_EXERCISE TASK_
Give, as a bare number, the count of lines that contain the word "CloudPaste".

Extracts from a graphics dataset:
══════════════════════════════

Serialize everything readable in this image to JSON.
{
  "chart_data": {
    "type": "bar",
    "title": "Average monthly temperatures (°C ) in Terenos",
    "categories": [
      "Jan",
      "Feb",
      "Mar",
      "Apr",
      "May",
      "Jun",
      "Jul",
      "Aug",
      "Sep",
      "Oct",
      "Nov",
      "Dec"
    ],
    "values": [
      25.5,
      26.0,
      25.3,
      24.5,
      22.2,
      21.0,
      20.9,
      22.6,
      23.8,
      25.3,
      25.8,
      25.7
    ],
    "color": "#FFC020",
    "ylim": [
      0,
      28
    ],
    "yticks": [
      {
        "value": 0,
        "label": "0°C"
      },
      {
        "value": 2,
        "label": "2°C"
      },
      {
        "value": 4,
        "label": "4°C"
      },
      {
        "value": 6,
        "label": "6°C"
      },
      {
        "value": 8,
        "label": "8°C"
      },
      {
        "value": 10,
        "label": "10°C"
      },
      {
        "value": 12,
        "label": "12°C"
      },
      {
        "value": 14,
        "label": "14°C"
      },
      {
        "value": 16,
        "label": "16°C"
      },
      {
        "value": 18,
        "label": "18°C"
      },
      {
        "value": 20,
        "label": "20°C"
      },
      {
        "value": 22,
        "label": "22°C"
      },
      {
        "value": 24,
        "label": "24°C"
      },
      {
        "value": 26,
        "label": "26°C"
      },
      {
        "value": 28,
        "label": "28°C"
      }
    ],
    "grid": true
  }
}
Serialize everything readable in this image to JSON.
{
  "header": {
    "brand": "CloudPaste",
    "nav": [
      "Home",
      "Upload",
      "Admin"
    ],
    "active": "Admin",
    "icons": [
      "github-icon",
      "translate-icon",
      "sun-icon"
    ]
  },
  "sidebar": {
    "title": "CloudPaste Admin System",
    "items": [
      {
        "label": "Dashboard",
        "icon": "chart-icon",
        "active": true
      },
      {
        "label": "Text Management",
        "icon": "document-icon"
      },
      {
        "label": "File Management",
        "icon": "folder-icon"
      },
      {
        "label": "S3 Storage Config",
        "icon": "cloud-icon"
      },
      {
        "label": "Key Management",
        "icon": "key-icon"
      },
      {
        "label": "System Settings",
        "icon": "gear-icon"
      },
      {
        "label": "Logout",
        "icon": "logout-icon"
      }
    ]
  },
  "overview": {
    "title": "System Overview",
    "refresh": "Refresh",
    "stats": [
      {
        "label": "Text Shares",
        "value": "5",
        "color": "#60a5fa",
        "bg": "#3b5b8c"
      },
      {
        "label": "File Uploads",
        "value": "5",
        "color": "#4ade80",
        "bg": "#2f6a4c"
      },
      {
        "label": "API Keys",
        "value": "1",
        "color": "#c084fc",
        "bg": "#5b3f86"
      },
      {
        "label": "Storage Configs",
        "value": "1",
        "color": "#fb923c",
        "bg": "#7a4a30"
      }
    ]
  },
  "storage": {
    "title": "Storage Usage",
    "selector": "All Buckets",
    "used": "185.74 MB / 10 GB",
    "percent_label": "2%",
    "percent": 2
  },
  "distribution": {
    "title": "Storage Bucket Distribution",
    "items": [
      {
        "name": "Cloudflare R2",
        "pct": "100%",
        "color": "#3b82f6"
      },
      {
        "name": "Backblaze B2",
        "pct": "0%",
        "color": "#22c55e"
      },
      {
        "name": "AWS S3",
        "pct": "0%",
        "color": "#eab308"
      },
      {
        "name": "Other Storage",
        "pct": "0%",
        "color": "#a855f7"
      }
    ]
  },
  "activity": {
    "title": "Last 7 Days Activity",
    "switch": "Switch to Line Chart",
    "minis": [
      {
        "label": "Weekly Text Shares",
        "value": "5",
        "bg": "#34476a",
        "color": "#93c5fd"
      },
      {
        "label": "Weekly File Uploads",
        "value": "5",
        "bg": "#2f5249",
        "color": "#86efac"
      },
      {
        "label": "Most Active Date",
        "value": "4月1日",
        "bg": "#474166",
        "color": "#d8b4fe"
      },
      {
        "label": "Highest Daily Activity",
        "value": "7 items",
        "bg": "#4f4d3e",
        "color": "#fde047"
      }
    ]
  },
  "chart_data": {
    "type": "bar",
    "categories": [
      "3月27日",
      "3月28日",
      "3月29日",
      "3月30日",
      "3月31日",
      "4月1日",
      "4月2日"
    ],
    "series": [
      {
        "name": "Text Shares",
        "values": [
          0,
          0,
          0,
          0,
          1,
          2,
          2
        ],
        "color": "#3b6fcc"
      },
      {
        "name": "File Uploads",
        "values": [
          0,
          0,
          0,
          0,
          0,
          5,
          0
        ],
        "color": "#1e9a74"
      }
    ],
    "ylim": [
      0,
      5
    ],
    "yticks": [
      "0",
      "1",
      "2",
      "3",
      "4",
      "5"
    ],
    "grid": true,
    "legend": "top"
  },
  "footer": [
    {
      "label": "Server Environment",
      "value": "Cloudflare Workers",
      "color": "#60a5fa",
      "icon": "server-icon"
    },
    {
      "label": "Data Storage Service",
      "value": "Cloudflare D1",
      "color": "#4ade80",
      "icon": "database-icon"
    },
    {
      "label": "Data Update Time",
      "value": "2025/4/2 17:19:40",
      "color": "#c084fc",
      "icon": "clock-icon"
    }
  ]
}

══════════════════════════════

_REPLY TO THE TASK_
2